WHAT NEEDS TO BE DONE:
From the records below, copy every line that contains the word "allow".

DATASET ROWS:

⁂

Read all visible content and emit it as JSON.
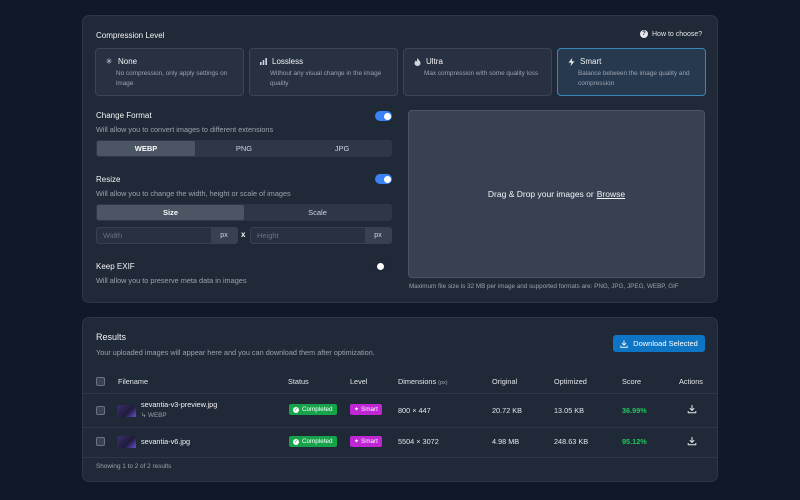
{
  "compression": {
    "title": "Compression Level",
    "help_link": "How to choose?",
    "levels": [
      {
        "name": "None",
        "desc": "No compression, only apply settings on image",
        "icon": "asterisk-icon"
      },
      {
        "name": "Lossless",
        "desc": "Without any visual change in the image quality",
        "icon": "bars-icon"
      },
      {
        "name": "Ultra",
        "desc": "Max compression with some quality loss",
        "icon": "flame-icon"
      },
      {
        "name": "Smart",
        "desc": "Balance between the image quality and compression",
        "icon": "bolt-icon",
        "selected": true
      }
    ]
  },
  "format": {
    "title": "Change Format",
    "desc": "Will allow you to convert images to different extensions",
    "enabled": true,
    "options": [
      "WEBP",
      "PNG",
      "JPG"
    ],
    "selected": "WEBP"
  },
  "resize": {
    "title": "Resize",
    "desc": "Will allow you to change the width, height or scale of images",
    "enabled": true,
    "modes": [
      "Size",
      "Scale"
    ],
    "selected": "Size",
    "width_placeholder": "Width",
    "height_placeholder": "Height",
    "unit": "px",
    "separator": "x"
  },
  "exif": {
    "title": "Keep EXIF",
    "desc": "Will allow you to preserve meta data in images",
    "enabled": false
  },
  "dropzone": {
    "text": "Drag & Drop your images or",
    "browse": "Browse",
    "note": "Maximum file size is 32 MB per image and supported formats are: PNG, JPG, JPEG, WEBP, GIF"
  },
  "results": {
    "title": "Results",
    "desc": "Your uploaded images will appear here and you can download them after optimization.",
    "download_button": "Download Selected",
    "columns": [
      "Filename",
      "Status",
      "Level",
      "Dimensions",
      "Original",
      "Optimized",
      "Score",
      "Actions"
    ],
    "dimensions_unit": "(px)",
    "rows": [
      {
        "filename": "sevantia-v3-preview.jpg",
        "converted": "WEBP",
        "status": "Completed",
        "level": "Smart",
        "dimensions": "800 × 447",
        "original": "20.72 KB",
        "optimized": "13.05 KB",
        "score": "36.99%"
      },
      {
        "filename": "sevantia-v6.jpg",
        "status": "Completed",
        "level": "Smart",
        "dimensions": "5504 × 3072",
        "original": "4.98 MB",
        "optimized": "248.63 KB",
        "score": "95.12%"
      }
    ],
    "footer": "Showing 1 to 2 of 2 results"
  },
  "colors": {
    "accent": "#3b82f6",
    "success": "#16a34a",
    "smart_badge": "#c026d3",
    "score": "#22c55e"
  }
}
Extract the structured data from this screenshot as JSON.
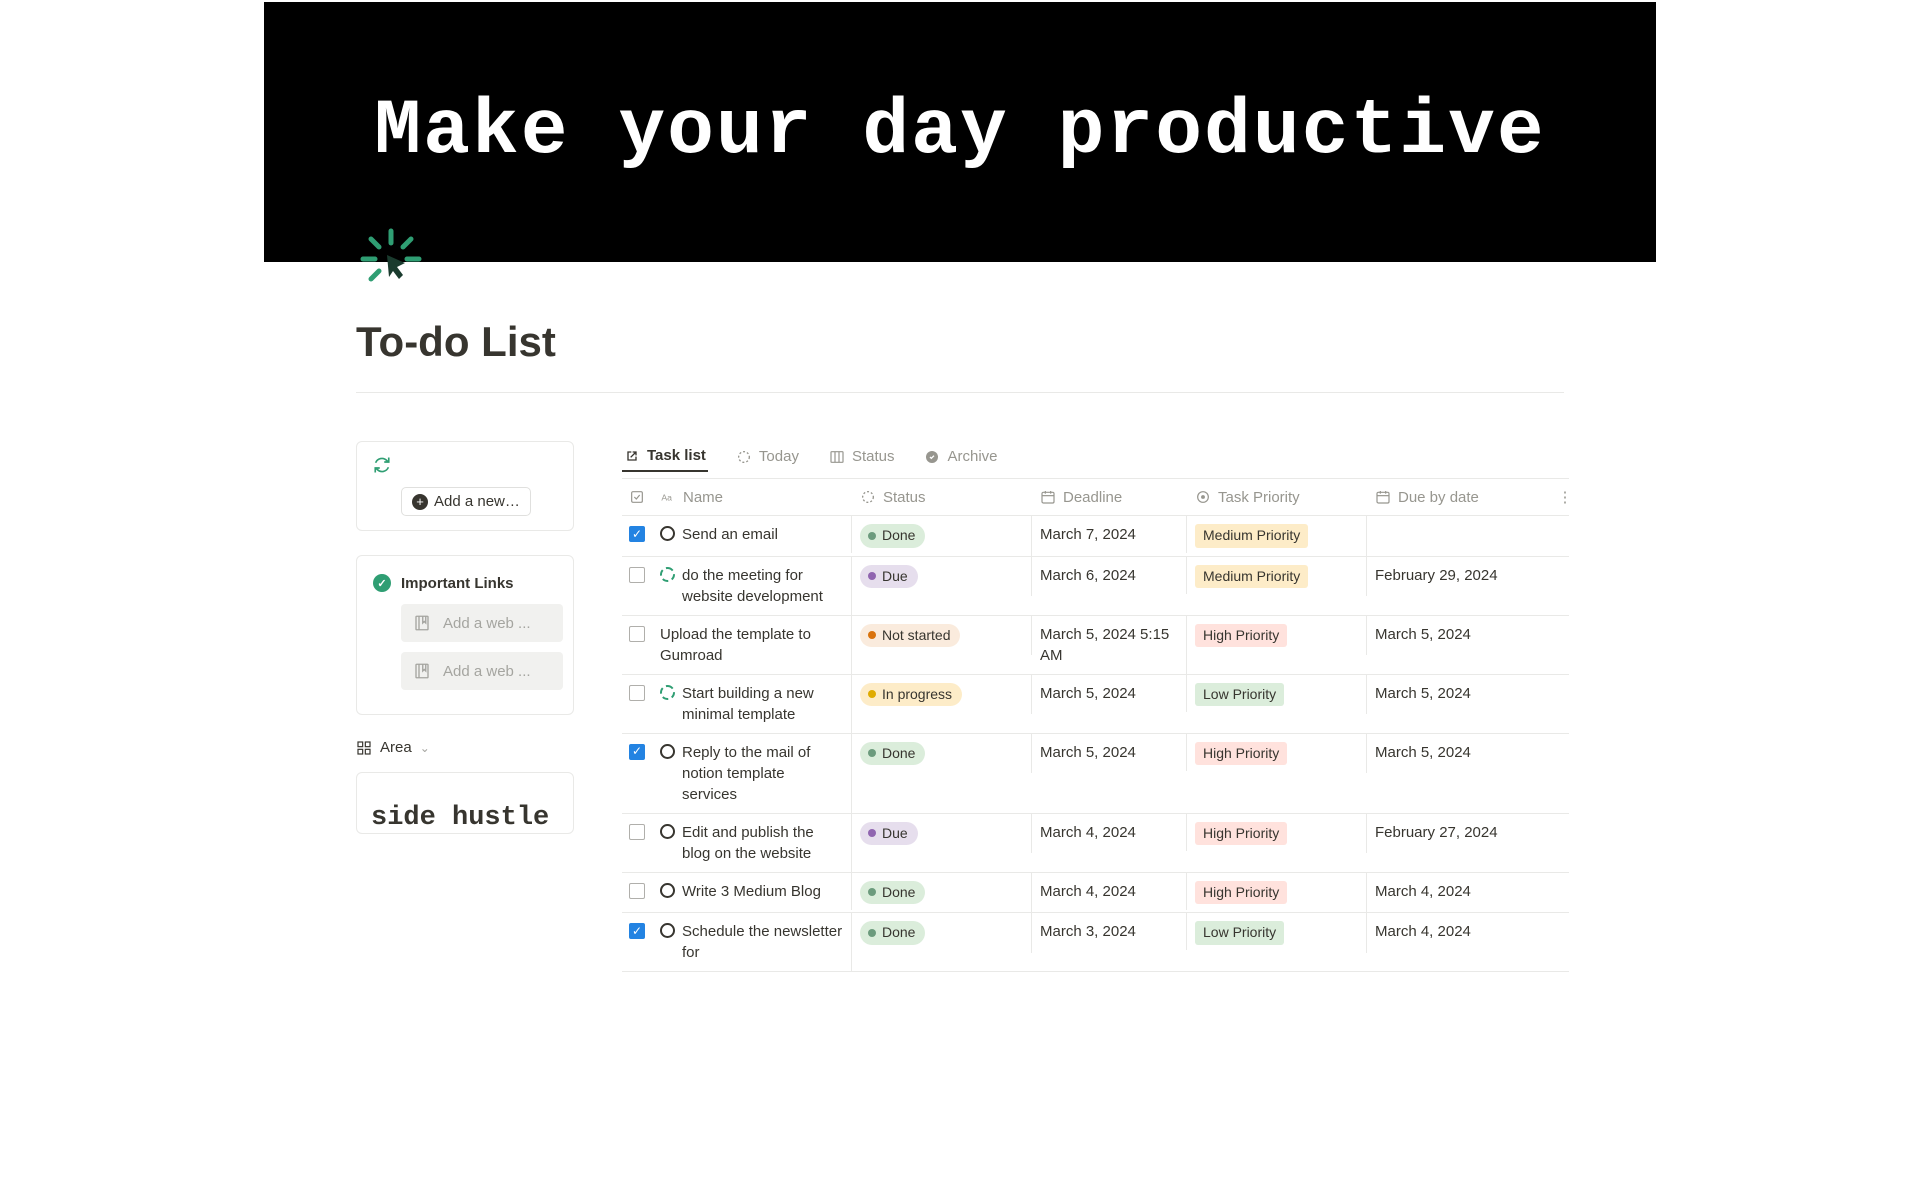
{
  "hero": {
    "text": "Make your day productive"
  },
  "page": {
    "title": "To-do List"
  },
  "sidebar": {
    "add_button_label": "Add a new t...",
    "links_title": "Important Links",
    "web_placeholder": "Add a web ...",
    "area_label": "Area",
    "side_hustle_label": "side hustle"
  },
  "tabs": [
    {
      "label": "Task list",
      "icon": "open-icon",
      "active": true
    },
    {
      "label": "Today",
      "icon": "dashed-circle-icon",
      "active": false
    },
    {
      "label": "Status",
      "icon": "board-icon",
      "active": false
    },
    {
      "label": "Archive",
      "icon": "check-circle-icon",
      "active": false
    }
  ],
  "columns": [
    {
      "label": "",
      "icon": "checkbox-header-icon"
    },
    {
      "label": "Name",
      "icon": "text-aa-icon"
    },
    {
      "label": "Status",
      "icon": "dashed-circle-icon"
    },
    {
      "label": "Deadline",
      "icon": "calendar-icon"
    },
    {
      "label": "Task Priority",
      "icon": "target-icon"
    },
    {
      "label": "Due by date",
      "icon": "calendar-icon"
    }
  ],
  "rows": [
    {
      "checked": true,
      "ring": "solid",
      "name": "Send an email",
      "status": "Done",
      "status_class": "done",
      "deadline": "March 7, 2024",
      "priority": "Medium Priority",
      "priority_class": "medium",
      "due": ""
    },
    {
      "checked": false,
      "ring": "dashed",
      "name": "do the meeting for website development",
      "status": "Due",
      "status_class": "due",
      "deadline": "March 6, 2024",
      "priority": "Medium Priority",
      "priority_class": "medium",
      "due": "February 29, 2024"
    },
    {
      "checked": false,
      "ring": "",
      "name": "Upload the template to Gumroad",
      "status": "Not started",
      "status_class": "notstarted",
      "deadline": "March 5, 2024 5:15 AM",
      "priority": "High Priority",
      "priority_class": "high",
      "due": "March 5, 2024"
    },
    {
      "checked": false,
      "ring": "dashed",
      "name": "Start building a new minimal template",
      "status": "In progress",
      "status_class": "inprogress",
      "deadline": "March 5, 2024",
      "priority": "Low Priority",
      "priority_class": "low",
      "due": "March 5, 2024"
    },
    {
      "checked": true,
      "ring": "solid",
      "name": "Reply to the mail of notion template services",
      "status": "Done",
      "status_class": "done",
      "deadline": "March 5, 2024",
      "priority": "High Priority",
      "priority_class": "high",
      "due": "March 5, 2024"
    },
    {
      "checked": false,
      "ring": "solid",
      "name": "Edit and publish the blog on the website",
      "status": "Due",
      "status_class": "due",
      "deadline": "March 4, 2024",
      "priority": "High Priority",
      "priority_class": "high",
      "due": "February 27, 2024"
    },
    {
      "checked": false,
      "ring": "solid",
      "name": "Write 3 Medium Blog",
      "status": "Done",
      "status_class": "done",
      "deadline": "March 4, 2024",
      "priority": "High Priority",
      "priority_class": "high",
      "due": "March 4, 2024"
    },
    {
      "checked": true,
      "ring": "solid",
      "name": "Schedule the newsletter for",
      "status": "Done",
      "status_class": "done",
      "deadline": "March 3, 2024",
      "priority": "Low Priority",
      "priority_class": "low",
      "due": "March 4, 2024"
    }
  ]
}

⁂

RESPONSE TO THE EXERCISE:
    "desc": "Will allow you to convert images to different extensions",
    "desc": "Will allow you to change the width, height or scale of images",
    "desc": "Will allow you to preserve meta data in images",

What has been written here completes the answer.